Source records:

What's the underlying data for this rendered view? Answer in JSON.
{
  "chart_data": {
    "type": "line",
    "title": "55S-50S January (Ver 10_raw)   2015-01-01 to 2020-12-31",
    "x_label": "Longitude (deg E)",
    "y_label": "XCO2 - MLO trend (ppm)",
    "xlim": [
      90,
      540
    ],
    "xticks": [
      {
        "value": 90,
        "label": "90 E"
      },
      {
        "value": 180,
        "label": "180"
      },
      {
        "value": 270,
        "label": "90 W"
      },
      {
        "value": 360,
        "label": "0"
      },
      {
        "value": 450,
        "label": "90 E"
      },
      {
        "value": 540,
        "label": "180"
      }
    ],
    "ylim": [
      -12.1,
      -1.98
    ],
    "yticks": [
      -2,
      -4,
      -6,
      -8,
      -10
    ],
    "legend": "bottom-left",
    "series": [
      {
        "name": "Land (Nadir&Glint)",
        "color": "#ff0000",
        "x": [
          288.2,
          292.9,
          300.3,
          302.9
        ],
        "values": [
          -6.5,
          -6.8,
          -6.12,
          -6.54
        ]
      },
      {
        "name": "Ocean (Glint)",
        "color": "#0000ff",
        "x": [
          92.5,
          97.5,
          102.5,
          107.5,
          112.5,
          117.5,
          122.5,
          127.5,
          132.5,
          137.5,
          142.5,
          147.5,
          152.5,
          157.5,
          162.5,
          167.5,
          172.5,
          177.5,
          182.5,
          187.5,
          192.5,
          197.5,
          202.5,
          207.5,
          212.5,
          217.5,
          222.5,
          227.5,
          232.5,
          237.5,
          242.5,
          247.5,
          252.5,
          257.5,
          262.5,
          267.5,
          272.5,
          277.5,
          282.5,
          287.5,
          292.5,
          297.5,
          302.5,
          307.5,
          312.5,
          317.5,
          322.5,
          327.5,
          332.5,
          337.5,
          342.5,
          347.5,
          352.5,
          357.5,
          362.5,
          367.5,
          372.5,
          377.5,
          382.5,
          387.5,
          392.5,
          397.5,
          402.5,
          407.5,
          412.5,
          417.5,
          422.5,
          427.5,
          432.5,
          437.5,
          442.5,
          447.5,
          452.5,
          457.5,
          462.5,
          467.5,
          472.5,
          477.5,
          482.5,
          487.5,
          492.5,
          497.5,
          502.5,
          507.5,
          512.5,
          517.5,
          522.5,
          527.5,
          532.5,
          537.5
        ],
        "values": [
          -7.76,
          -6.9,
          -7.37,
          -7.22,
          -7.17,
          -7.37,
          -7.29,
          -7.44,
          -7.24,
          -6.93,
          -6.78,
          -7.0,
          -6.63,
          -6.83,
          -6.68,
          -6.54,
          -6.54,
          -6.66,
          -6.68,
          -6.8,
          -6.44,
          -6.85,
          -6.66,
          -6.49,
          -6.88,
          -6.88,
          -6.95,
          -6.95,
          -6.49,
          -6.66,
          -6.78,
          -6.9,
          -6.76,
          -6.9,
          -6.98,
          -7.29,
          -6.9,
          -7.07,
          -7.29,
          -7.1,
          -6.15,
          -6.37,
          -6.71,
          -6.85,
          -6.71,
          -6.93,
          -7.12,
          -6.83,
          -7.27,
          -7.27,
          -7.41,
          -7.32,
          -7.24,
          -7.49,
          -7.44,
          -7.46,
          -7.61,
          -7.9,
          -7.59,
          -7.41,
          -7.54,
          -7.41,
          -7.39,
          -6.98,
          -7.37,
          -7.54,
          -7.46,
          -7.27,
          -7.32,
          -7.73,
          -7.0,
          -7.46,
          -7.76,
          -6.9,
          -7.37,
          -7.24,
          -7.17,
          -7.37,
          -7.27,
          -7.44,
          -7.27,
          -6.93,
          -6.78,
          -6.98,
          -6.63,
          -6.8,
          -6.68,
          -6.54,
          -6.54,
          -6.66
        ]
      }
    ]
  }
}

- _WORK TO BE COMPLETED_: Copy every line in the entries above that has the string "name" in it.

- _ANSWER FOR THIS EXERCISE_:
        "name": "Land (Nadir&Glint)",
        "name": "Ocean (Glint)",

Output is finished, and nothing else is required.